● Goal
Where does the string "from" appear? Copy every line of the entries below that holds it.

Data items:
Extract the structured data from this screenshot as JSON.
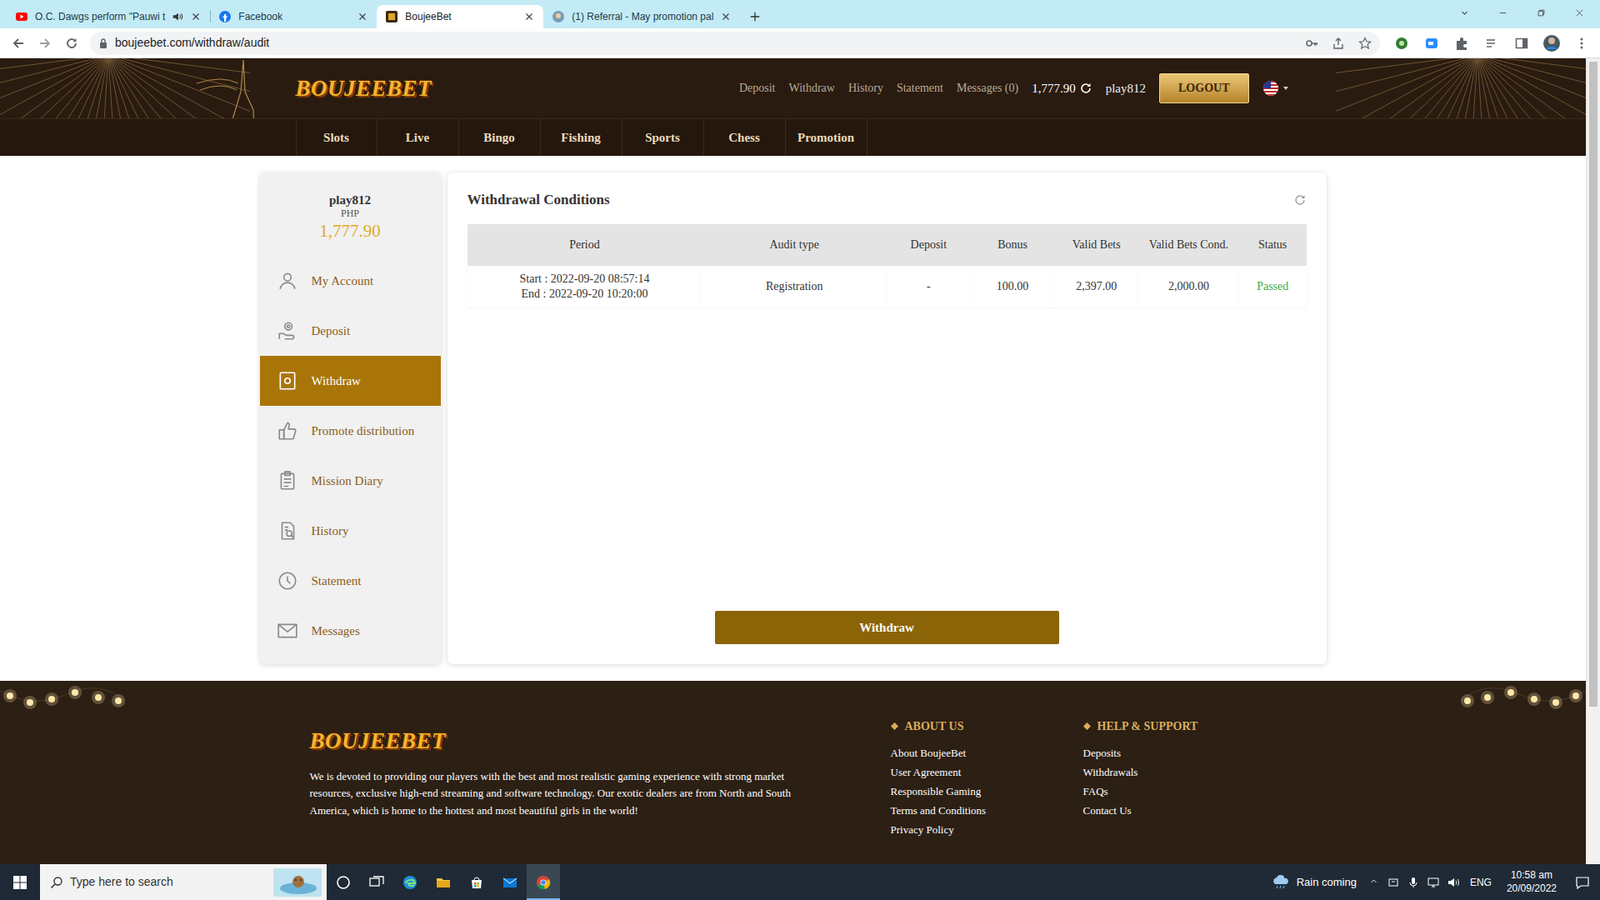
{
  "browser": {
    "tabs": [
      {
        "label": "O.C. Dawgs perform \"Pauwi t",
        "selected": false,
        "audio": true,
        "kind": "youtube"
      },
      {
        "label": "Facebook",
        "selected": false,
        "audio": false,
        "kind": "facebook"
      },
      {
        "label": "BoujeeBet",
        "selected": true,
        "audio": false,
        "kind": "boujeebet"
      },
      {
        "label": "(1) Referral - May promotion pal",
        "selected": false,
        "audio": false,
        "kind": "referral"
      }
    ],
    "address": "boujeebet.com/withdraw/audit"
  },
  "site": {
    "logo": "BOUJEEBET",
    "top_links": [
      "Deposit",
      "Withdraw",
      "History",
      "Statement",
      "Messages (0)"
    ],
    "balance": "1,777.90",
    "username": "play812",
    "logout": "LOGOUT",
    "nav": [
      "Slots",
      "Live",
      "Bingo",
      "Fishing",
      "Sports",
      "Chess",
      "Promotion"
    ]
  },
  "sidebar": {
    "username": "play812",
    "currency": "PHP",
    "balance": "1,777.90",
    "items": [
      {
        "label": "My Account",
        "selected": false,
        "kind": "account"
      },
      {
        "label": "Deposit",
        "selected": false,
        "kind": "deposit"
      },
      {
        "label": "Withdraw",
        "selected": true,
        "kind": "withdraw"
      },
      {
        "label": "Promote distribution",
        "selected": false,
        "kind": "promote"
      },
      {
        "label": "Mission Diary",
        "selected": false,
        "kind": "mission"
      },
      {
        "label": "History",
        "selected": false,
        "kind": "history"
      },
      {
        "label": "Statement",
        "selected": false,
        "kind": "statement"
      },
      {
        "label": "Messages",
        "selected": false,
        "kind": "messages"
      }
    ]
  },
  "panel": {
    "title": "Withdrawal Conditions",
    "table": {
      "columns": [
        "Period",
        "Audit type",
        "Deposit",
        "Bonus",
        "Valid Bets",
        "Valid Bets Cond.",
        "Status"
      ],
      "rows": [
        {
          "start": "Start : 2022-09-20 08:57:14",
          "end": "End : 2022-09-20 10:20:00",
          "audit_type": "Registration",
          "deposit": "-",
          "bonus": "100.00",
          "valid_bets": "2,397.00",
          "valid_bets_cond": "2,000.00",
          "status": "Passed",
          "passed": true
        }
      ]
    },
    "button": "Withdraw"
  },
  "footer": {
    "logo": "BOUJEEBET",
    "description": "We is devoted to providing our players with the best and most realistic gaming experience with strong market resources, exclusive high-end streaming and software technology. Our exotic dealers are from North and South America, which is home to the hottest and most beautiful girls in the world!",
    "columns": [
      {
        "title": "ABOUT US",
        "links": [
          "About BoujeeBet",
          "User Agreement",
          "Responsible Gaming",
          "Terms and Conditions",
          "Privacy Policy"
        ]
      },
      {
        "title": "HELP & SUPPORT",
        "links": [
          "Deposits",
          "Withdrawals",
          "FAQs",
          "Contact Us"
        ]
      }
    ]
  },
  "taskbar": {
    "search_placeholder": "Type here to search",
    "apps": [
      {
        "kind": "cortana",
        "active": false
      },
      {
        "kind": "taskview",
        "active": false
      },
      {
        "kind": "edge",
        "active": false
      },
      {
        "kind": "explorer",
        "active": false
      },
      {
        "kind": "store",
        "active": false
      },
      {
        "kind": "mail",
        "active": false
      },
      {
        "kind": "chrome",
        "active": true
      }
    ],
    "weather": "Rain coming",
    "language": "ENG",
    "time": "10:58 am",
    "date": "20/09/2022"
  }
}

● Response to the task
Extract the structured data from this screenshot as JSON.
    "description": "We is devoted to providing our players with the best and most realistic gaming experience with strong market resources, exclusive high-end streaming and software technology. Our exotic dealers are from North and South America, which is home to the hottest and most beautiful girls in the world!",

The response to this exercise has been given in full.